Extra heat comes from my bearded dragon cage bulb , which sits beside Gofrey's domain.

Advice and tips are welcome!


----------



## Jesskb (Oct 27, 2010)

The only problem with large enclosures like this is that nymphs have a hard time finding their food. You don't want to leave crickets in there with him for more than a few hours because they could gang up on the mantis, or a single one could kill it while its molting and vulnerable. I don't know what the top of the enclosure is made of, but screen is best because most mantis require a decent amount of ventalation. Also mantis hang upside down to molt, so if the top is not screen, you're going to want to provide horizontal branches for him to molt off of. I prefer to keep my mantises (especially nymphs) in smaller container for ease of feeding, but that's each person's decision.

From the behavior you've been seeing with your mantis I think it will probably molt soon, so provide it with a good place to do so asap. Also spray a little bit more than usual to up the humidity just a tad during the molting process. You're worried about him not eating, but is his abdomen flat? is it plump? A molting mantis usually will be pretty plump. Don't worry about him not eating till his abdomen starts looking flat or skinny.


----------



## Ricardo (Oct 28, 2010)

Jesskb said:


> The only problem with large enclosures like this is that nymphs have a hard time finding their food. You don't want to leave crickets in there with him for more than a few hours because they could gang up on the mantis, or a single one could kill it while its molting and vulnerable. I don't know what the top of the enclosure is made of, but screen is best because most mantis require a decent amount of ventalation. Also mantis hang upside down to molt, so if the top is not screen, you're going to want to provide horizontal branches for him to molt off of. I prefer to keep my mantises (especially nymphs) in smaller container for ease of feeding, but that's each person's decision.
> 
> From the behavior you've been seeing with your mantis I think it will probably molt soon, so provide it with a good place to do so asap. Also spray a little bit more than usual to up the humidity just a tad during the molting process. You're worried about him not eating, but is his abdomen flat? is it plump? A molting mantis usually will be pretty plump. Don't worry about him not eating till his abdomen starts looking flat or skinny.


Thanks for all the advice. I could really use some help with this guy  

Here's some pics I just took of his abdomen and some chopsticks I stuck through the enclosure

IS it not plump enough? Every time a cricket wanders to him, he just flicks it off


----------



## Jesskb (Oct 28, 2010)

※

To do ->
1. In the mantis thread, what does Jesskb say is the best material for the top of the enclosure?
2. According to the mantis thread, why shouldn't crickets be left in the enclosure with the mantis for more than a few hours?
3. Print the part of the mantis thread starting at "Here's some pics" and ending at "Jesskb (Oct 28, 2010)".

※

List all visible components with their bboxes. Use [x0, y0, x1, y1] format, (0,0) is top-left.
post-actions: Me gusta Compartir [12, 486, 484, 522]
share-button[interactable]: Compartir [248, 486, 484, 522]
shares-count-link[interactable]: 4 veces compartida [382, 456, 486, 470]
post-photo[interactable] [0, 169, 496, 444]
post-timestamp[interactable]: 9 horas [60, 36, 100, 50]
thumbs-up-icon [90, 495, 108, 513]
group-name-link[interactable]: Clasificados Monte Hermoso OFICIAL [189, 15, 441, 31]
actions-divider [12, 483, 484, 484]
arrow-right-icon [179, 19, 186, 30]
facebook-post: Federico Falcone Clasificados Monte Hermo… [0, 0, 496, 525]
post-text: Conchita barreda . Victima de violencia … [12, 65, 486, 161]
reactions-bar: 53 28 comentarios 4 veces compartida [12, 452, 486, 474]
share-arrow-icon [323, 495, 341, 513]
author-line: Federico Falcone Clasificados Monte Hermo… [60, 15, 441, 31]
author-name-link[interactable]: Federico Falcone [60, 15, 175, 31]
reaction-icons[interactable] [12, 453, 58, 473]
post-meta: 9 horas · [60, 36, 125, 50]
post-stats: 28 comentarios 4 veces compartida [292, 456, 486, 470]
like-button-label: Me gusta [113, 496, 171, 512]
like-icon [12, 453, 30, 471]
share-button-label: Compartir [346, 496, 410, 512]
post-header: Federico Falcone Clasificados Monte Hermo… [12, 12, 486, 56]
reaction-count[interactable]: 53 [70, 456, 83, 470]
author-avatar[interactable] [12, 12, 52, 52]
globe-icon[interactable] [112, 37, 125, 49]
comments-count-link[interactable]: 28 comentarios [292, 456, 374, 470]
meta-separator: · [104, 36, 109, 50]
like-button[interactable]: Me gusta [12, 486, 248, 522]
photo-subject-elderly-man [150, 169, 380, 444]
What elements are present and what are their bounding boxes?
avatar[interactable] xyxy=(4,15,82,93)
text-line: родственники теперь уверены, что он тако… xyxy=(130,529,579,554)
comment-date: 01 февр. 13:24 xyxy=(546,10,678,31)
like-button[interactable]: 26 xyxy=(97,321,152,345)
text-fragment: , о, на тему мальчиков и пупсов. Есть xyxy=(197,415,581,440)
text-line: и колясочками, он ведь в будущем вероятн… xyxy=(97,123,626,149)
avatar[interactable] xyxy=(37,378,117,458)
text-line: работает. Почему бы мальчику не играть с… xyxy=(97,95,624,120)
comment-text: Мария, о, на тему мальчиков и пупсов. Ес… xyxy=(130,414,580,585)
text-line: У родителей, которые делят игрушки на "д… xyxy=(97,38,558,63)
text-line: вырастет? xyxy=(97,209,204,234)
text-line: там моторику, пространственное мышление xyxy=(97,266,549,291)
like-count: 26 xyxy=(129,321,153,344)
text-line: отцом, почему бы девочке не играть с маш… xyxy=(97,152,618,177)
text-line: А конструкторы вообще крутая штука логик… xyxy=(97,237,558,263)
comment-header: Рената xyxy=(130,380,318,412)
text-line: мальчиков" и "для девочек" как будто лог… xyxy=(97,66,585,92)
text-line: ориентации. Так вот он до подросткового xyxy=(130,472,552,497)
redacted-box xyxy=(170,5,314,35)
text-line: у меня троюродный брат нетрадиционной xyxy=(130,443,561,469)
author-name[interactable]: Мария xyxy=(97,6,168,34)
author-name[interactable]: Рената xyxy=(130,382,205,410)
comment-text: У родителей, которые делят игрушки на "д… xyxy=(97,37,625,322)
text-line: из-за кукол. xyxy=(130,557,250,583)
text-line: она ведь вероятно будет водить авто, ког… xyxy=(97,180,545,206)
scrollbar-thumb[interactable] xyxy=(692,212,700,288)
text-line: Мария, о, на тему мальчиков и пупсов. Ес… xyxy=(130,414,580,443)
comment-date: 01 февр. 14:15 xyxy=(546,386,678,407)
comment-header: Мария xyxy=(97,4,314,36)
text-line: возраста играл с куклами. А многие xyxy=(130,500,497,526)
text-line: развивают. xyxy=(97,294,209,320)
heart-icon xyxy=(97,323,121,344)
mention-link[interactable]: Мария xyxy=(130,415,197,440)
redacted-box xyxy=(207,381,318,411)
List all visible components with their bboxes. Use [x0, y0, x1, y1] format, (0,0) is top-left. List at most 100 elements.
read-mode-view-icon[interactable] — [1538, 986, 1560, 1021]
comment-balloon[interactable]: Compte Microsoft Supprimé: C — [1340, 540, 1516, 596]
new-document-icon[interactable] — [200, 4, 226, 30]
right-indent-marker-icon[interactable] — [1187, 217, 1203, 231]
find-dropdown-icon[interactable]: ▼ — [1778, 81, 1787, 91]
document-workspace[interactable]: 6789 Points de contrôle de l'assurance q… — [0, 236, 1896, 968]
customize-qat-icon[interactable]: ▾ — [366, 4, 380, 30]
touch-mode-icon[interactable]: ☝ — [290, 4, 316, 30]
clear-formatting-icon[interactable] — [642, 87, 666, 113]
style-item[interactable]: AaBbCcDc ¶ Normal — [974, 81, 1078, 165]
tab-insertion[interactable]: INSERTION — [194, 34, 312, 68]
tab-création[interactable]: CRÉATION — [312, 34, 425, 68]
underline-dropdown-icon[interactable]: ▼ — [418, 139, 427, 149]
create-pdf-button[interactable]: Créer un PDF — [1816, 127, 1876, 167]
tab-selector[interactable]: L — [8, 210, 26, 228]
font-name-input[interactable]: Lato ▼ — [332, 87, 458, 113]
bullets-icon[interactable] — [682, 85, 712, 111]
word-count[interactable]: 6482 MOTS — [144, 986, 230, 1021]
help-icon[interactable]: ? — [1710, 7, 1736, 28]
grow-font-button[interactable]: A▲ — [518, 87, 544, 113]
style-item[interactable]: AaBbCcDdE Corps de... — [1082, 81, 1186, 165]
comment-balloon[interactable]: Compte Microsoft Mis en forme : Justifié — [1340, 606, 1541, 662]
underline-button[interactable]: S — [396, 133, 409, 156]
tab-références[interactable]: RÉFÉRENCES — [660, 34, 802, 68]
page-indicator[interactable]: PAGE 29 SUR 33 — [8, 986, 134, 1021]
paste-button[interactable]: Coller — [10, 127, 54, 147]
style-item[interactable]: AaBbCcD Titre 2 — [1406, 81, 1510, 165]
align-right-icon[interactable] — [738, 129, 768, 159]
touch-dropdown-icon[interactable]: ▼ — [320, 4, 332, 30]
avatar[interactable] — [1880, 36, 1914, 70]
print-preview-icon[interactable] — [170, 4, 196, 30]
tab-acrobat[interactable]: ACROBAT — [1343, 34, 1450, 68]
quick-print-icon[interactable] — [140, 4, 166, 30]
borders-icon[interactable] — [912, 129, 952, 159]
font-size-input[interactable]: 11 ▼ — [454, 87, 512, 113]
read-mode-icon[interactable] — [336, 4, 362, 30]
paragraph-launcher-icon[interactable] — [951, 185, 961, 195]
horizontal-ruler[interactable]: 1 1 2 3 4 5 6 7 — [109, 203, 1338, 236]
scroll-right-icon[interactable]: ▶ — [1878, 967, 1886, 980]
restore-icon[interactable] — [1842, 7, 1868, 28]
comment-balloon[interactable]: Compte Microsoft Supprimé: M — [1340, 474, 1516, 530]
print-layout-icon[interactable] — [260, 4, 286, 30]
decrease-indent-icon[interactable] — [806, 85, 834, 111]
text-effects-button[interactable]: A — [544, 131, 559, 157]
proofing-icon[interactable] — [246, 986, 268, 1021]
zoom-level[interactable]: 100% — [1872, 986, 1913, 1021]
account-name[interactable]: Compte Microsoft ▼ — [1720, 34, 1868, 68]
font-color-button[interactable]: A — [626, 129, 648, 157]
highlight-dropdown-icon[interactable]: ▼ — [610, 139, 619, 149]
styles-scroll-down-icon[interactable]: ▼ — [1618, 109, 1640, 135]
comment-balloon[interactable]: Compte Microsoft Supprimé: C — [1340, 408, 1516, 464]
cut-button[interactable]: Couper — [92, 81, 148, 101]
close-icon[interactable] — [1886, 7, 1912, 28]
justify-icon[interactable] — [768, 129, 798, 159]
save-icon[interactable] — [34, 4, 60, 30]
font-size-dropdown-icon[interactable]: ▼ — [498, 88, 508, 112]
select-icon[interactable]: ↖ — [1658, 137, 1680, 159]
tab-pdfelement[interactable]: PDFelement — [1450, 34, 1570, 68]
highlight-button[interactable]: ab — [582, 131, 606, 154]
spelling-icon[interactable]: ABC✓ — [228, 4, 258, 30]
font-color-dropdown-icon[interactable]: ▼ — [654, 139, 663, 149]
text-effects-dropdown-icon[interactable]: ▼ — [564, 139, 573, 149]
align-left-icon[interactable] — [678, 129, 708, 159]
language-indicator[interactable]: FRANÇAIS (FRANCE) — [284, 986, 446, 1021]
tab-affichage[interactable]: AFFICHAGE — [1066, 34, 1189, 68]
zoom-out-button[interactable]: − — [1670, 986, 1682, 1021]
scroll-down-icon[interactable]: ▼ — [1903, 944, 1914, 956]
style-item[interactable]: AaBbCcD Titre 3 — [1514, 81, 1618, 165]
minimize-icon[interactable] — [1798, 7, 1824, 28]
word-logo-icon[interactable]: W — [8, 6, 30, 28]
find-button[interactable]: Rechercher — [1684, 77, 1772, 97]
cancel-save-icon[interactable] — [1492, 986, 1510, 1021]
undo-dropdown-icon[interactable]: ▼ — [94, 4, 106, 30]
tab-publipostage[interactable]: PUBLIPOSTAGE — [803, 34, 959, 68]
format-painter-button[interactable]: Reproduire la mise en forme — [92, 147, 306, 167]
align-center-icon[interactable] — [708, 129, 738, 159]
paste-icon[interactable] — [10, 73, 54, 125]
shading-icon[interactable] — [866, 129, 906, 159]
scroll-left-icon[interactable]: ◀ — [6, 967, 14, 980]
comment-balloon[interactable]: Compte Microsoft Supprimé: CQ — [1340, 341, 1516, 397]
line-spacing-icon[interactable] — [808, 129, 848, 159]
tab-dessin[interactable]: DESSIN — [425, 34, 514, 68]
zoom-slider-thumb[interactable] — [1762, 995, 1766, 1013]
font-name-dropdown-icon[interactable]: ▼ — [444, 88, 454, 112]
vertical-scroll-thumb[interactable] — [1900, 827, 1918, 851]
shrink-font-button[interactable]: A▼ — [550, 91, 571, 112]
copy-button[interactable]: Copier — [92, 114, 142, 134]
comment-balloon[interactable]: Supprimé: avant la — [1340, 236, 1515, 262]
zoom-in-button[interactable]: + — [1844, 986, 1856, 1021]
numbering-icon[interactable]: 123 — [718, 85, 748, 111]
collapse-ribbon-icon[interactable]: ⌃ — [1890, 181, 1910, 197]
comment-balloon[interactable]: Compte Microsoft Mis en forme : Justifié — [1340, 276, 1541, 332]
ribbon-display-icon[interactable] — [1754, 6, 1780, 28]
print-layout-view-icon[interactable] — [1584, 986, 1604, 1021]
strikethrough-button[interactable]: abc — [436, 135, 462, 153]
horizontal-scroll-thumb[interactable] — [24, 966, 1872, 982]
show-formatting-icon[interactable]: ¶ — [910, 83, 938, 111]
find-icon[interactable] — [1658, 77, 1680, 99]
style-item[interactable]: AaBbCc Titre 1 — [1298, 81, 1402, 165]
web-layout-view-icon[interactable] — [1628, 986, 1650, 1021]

※

Task responses ->
1. Screen is best, because most mantises need a decent amount of ventilation.

2. The crickets could gang up on the mantis. A single cricket could also kill it while it is molting and vulnerable.

3.
Here's some pics I just took of his abdomen and some chopsticks I stuck through the enclosure

IS it not plump enough? Every time a cricket wanders to him, he just flicks it off


----------



## Jesskb (Oct 28, 2010)